● **What this task involves**: Locate the string "data" in the records below. Copy every line where it occurs.
---
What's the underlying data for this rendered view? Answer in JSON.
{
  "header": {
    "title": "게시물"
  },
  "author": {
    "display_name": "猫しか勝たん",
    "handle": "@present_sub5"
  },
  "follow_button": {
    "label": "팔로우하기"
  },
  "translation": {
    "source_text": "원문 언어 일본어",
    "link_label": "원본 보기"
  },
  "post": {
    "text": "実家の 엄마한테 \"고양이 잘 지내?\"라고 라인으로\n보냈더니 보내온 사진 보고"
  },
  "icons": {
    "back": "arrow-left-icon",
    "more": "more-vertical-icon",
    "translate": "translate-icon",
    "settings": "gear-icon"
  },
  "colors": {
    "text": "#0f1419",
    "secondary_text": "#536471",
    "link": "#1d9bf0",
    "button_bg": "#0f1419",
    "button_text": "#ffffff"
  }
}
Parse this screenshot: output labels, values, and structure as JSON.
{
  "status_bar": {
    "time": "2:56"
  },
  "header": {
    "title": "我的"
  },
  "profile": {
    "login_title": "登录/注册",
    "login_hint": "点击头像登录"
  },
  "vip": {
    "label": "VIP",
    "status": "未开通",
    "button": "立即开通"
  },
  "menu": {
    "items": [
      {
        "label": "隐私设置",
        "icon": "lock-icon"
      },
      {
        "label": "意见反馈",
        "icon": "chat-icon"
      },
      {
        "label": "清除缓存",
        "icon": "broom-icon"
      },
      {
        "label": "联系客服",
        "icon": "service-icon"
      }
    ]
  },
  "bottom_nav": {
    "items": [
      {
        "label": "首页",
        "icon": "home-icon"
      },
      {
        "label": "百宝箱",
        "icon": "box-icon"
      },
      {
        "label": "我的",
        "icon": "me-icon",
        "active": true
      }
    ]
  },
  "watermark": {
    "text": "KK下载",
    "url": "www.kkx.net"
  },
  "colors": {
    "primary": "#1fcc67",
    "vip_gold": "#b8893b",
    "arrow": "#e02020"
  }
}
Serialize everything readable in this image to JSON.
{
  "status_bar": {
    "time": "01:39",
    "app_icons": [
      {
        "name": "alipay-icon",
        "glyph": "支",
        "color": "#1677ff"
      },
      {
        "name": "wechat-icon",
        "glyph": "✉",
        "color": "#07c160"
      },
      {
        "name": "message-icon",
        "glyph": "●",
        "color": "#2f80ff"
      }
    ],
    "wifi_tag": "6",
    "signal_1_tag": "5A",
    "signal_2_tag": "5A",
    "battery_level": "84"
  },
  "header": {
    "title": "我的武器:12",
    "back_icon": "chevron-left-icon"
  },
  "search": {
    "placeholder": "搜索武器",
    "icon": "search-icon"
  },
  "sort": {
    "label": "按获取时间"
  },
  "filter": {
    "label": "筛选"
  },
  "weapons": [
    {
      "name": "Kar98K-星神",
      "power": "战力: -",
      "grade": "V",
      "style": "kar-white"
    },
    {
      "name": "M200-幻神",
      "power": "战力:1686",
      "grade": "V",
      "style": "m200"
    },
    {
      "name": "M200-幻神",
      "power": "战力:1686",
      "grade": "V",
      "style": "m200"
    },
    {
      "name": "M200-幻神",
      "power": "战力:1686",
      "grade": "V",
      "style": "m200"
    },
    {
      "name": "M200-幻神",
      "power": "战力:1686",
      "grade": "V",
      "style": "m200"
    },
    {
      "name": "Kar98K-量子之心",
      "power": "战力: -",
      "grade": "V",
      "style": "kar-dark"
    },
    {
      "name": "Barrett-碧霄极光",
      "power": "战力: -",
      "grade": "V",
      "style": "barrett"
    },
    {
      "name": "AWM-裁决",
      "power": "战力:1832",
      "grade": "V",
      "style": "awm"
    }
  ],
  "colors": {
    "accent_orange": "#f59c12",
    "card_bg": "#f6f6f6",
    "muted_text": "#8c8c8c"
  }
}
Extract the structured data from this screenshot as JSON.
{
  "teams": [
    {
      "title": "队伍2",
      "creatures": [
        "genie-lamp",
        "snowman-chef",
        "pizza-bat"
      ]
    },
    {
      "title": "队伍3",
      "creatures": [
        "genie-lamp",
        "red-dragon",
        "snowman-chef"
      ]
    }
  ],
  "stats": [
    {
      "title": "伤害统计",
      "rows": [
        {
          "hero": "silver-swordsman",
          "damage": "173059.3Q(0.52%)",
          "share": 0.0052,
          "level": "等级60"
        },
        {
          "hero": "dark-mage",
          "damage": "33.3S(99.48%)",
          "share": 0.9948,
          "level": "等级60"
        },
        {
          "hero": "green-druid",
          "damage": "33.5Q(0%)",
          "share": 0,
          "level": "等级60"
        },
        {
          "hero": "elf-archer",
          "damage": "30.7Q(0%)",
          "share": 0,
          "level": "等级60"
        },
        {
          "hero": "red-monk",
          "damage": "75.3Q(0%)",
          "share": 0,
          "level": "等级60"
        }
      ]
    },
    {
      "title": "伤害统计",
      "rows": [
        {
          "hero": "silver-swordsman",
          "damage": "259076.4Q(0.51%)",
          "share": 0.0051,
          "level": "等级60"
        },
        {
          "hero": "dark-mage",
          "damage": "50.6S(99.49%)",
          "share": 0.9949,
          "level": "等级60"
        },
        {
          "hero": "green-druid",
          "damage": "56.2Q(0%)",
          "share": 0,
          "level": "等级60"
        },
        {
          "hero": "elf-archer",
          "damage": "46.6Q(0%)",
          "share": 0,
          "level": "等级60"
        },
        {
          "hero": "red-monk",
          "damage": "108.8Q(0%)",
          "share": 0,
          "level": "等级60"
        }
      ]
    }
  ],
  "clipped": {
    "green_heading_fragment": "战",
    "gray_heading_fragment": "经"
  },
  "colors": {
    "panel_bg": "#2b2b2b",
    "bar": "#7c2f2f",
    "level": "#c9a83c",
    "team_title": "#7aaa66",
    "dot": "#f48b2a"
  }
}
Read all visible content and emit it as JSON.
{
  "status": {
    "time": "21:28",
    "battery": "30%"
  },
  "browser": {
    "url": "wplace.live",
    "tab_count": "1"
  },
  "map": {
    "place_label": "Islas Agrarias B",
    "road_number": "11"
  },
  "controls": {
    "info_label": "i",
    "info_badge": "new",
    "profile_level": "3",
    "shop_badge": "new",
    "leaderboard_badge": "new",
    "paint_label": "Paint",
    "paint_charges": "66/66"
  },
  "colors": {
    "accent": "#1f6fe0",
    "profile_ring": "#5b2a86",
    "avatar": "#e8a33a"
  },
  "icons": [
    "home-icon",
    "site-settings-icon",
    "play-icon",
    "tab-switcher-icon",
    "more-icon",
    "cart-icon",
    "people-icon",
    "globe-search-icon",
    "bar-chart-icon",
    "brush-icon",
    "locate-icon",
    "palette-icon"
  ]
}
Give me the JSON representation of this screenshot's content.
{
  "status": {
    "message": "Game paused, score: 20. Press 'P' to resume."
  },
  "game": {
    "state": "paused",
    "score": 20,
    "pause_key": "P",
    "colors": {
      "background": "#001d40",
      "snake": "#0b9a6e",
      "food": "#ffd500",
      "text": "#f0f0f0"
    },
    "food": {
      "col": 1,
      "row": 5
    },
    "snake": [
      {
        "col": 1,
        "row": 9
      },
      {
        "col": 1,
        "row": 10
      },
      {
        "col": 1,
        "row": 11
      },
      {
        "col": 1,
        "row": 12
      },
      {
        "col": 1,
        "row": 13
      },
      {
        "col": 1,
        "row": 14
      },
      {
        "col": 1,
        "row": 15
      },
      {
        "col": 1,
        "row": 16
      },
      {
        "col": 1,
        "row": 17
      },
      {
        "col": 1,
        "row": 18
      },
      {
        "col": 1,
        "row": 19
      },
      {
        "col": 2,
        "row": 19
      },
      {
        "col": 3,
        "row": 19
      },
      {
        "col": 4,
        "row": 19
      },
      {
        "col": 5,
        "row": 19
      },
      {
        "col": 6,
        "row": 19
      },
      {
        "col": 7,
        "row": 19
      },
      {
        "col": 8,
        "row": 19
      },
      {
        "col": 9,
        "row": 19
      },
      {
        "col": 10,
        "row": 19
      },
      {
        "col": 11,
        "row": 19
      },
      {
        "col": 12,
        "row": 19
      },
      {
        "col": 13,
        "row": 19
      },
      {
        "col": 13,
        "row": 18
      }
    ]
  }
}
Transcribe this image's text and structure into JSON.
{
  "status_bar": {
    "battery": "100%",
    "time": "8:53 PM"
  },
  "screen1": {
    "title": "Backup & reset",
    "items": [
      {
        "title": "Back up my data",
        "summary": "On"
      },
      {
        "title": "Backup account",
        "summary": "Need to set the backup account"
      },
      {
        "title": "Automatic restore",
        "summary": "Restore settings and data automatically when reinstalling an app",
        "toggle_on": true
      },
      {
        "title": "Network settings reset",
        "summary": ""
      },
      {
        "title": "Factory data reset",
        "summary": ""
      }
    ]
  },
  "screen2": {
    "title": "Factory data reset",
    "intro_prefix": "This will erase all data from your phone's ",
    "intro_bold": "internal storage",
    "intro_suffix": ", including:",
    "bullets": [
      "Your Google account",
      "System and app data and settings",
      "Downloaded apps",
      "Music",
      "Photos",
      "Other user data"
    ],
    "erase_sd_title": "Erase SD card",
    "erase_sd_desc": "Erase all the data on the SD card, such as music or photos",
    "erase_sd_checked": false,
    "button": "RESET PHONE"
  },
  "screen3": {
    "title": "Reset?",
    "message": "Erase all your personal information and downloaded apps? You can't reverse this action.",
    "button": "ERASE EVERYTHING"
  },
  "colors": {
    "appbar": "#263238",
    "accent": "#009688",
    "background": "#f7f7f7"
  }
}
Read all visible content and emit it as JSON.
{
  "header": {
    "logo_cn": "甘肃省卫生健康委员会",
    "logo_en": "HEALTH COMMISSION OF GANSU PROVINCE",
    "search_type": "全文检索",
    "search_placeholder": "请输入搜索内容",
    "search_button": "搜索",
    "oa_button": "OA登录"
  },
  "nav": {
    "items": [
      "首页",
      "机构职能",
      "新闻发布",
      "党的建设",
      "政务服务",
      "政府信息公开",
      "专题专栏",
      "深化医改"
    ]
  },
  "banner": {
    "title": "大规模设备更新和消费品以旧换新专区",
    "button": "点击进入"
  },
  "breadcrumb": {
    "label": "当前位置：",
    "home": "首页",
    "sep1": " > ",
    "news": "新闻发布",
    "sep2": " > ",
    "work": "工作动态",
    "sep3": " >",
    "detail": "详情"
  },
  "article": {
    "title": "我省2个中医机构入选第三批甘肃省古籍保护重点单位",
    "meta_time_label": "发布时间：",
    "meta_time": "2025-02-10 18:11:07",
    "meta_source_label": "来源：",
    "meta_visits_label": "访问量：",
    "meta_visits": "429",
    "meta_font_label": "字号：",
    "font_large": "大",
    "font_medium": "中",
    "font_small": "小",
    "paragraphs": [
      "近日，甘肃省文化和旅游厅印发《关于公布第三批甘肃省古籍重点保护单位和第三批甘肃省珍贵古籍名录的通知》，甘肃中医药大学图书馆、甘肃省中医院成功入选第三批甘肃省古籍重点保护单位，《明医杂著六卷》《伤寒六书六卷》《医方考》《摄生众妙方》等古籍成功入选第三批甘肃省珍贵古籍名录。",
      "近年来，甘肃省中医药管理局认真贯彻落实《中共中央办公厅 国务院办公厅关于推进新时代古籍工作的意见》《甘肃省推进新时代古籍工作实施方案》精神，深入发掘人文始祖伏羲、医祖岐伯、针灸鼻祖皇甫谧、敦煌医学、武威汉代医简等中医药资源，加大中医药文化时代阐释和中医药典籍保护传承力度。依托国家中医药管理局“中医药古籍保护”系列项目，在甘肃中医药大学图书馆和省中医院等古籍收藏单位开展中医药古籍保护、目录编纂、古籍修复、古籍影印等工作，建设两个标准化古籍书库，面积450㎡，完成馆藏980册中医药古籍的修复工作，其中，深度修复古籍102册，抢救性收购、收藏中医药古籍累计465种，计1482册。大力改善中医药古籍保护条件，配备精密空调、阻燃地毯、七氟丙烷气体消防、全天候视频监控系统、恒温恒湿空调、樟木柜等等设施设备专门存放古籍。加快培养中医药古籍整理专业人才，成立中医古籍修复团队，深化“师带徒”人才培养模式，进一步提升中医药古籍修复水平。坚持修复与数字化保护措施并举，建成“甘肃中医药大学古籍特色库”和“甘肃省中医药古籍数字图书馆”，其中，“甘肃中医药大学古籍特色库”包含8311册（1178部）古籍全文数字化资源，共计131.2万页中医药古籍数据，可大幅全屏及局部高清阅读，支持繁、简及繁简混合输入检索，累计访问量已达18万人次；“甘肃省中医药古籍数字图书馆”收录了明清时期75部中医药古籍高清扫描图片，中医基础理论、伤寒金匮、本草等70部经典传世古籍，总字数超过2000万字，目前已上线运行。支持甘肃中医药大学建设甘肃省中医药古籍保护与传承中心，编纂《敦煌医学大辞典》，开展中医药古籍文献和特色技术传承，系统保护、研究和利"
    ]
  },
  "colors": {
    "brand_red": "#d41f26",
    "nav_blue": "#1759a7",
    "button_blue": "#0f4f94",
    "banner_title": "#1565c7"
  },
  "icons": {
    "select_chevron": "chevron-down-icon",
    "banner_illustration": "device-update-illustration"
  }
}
---
● **Solution for this task**:
What's the underlying data for this rendered view? Answer in JSON.
Extract the structured data from this screenshot as JSON.
        "title": "Back up my data",
        "summary": "Restore settings and data automatically when reinstalling an app",
        "title": "Factory data reset",
    "title": "Factory data reset",
    "intro_prefix": "This will erase all data from your phone's ",
      "System and app data and settings",
      "Other user data"
    "erase_sd_desc": "Erase all the data on the SD card, such as music or photos",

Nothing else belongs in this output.